Part of a data file
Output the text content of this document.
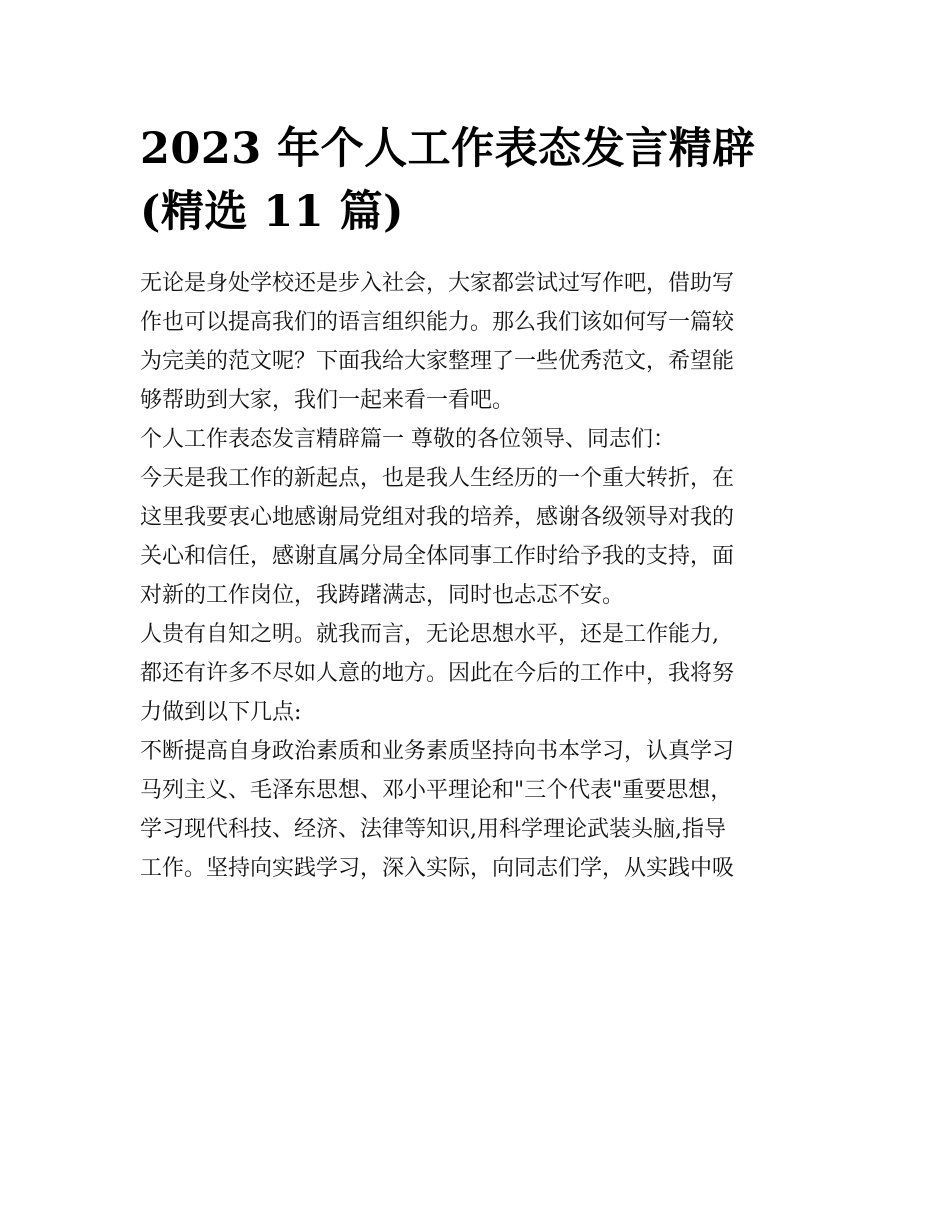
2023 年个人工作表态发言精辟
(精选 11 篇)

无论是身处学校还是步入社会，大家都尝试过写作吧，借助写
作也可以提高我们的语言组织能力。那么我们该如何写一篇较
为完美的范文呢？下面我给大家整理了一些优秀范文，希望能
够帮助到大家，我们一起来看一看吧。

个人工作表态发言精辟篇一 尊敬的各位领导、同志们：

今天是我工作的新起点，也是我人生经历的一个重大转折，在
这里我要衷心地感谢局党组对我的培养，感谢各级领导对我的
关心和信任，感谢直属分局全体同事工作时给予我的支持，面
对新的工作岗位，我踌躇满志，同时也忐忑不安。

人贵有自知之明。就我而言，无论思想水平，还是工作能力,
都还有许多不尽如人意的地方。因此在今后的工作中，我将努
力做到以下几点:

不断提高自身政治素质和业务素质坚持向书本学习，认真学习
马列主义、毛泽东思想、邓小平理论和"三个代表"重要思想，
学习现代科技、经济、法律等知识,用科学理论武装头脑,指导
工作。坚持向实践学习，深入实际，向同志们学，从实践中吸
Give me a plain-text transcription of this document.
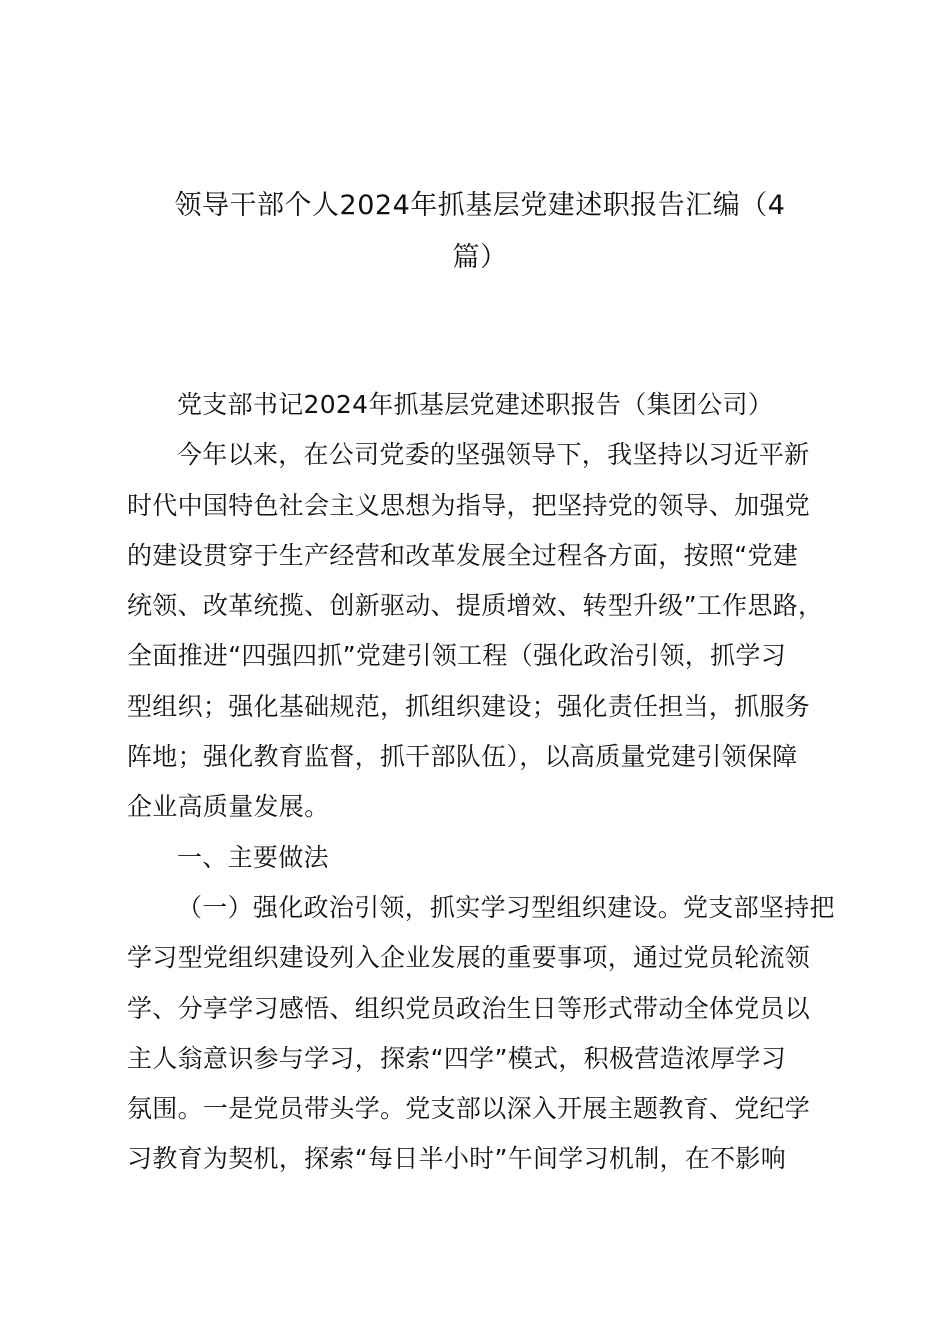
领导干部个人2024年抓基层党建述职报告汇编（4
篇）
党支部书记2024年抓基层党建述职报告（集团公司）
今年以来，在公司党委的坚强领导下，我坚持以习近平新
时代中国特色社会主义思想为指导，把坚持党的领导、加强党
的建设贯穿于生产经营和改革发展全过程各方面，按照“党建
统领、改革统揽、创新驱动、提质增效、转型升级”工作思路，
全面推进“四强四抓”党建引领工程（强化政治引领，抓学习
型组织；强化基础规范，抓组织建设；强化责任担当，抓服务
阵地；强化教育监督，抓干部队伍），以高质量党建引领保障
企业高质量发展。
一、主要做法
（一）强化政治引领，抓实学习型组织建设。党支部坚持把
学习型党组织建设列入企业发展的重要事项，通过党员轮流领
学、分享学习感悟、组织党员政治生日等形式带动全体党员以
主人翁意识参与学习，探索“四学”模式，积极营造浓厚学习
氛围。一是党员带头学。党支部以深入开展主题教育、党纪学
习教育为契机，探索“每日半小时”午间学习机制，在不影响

__SHORT PROBLEM__:
Only the lines from the one containing "Give me a plain-text" through the last line of the entries above belong in the copy; reproduce them exactly and drop every picture.

__RESULT__:
Give me a plain-text transcription of this document.
领导干部个人2024年抓基层党建述职报告汇编（4
篇）
党支部书记2024年抓基层党建述职报告（集团公司）
今年以来，在公司党委的坚强领导下，我坚持以习近平新
时代中国特色社会主义思想为指导，把坚持党的领导、加强党
的建设贯穿于生产经营和改革发展全过程各方面，按照“党建
统领、改革统揽、创新驱动、提质增效、转型升级”工作思路，
全面推进“四强四抓”党建引领工程（强化政治引领，抓学习
型组织；强化基础规范，抓组织建设；强化责任担当，抓服务
阵地；强化教育监督，抓干部队伍），以高质量党建引领保障
企业高质量发展。
一、主要做法
（一）强化政治引领，抓实学习型组织建设。党支部坚持把
学习型党组织建设列入企业发展的重要事项，通过党员轮流领
学、分享学习感悟、组织党员政治生日等形式带动全体党员以
主人翁意识参与学习，探索“四学”模式，积极营造浓厚学习
氛围。一是党员带头学。党支部以深入开展主题教育、党纪学
习教育为契机，探索“每日半小时”午间学习机制，在不影响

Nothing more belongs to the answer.